### Given instruction:
Reproduce all entries precisely as they are written.

### Data for processing:
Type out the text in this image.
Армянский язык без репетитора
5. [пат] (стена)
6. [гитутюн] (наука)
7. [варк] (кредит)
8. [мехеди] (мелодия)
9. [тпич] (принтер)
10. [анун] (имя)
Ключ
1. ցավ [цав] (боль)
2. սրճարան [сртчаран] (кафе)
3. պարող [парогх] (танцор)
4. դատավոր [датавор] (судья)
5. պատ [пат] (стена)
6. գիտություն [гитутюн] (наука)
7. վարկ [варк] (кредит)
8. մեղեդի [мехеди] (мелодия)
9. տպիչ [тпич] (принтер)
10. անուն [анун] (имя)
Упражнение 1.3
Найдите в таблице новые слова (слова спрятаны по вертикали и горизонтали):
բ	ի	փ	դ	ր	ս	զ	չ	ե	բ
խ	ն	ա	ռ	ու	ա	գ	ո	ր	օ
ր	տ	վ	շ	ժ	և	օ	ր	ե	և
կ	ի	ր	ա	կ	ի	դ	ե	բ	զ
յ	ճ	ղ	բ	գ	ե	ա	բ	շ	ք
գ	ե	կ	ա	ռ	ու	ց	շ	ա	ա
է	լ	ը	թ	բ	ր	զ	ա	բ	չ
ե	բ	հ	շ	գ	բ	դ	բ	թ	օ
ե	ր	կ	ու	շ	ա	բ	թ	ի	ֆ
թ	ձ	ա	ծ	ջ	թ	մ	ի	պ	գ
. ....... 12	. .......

### Finished exercise:
Type out the text in this image.
Армянский язык без репетитора
5. [пат] (стена)
6. [гитутюн] (наука)
7. [варк] (кредит)
8. [мехеди] (мелодия)
9. [тпич] (принтер)
10. [анун] (имя)
Ключ
1. ցավ [цав] (боль)
2. սրճարան [сртчаран] (кафе)
3. պարող [парогх] (танцор)
4. դատավոր [датавор] (судья)
5. պատ [пат] (стена)
6. գիտություն [гитутюн] (наука)
7. վարկ [варк] (кредит)
8. մեղեդի [мехеди] (мелодия)
9. տպիչ [тпич] (принтер)
10. անուն [анун] (имя)
Упражнение 1.3
Найдите в таблице новые слова (слова спрятаны по вертикали и горизонтали):
բ	ի	փ	դ	ր	ս	զ	չ	ե	բ
խ	ն	ա	ռ	ու	ա	գ	ո	ր	օ
ր	տ	վ	շ	ժ	և	օ	ր	ե	և
կ	ի	ր	ա	կ	ի	դ	ե	բ	զ
յ	ճ	ղ	բ	գ	ե	ա	բ	շ	ք
գ	ե	կ	ա	ռ	ու	ց	շ	ա	ա
է	լ	ը	թ	բ	ր	զ	ա	բ	չ
ե	բ	հ	շ	գ	բ	դ	բ	թ	օ
ե	ր	կ	ու	շ	ա	բ	թ	ի	ֆ
թ	ձ	ա	ծ	ջ	թ	մ	ի	պ	գ
. ....... 12	. .......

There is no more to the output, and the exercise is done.